- **WORK REQUIRED**:
Check each line of the material below for "recording", then copy the ones that contain it.

- **PROVIDED RECORDS**:
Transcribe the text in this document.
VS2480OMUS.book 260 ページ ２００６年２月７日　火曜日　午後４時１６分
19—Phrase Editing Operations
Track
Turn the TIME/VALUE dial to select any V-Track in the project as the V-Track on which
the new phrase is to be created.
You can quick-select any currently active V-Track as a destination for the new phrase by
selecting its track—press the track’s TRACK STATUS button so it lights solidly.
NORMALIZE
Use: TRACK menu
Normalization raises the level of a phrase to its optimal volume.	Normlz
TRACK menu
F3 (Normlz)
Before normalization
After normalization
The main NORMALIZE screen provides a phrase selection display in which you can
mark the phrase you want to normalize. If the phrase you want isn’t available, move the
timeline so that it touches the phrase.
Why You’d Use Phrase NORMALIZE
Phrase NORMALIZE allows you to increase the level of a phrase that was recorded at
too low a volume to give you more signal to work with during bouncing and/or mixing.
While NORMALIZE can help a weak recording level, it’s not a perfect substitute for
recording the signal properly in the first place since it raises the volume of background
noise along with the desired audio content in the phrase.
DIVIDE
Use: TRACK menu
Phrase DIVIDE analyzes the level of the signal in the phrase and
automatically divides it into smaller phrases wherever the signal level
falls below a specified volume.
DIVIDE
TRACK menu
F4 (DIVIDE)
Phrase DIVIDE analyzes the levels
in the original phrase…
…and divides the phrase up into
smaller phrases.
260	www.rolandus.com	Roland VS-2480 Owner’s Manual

- **FULL SOLUTION**:
While NORMALIZE can help a weak recording level, it’s not a perfect substitute for
recording the signal properly in the first place since it raises the volume of background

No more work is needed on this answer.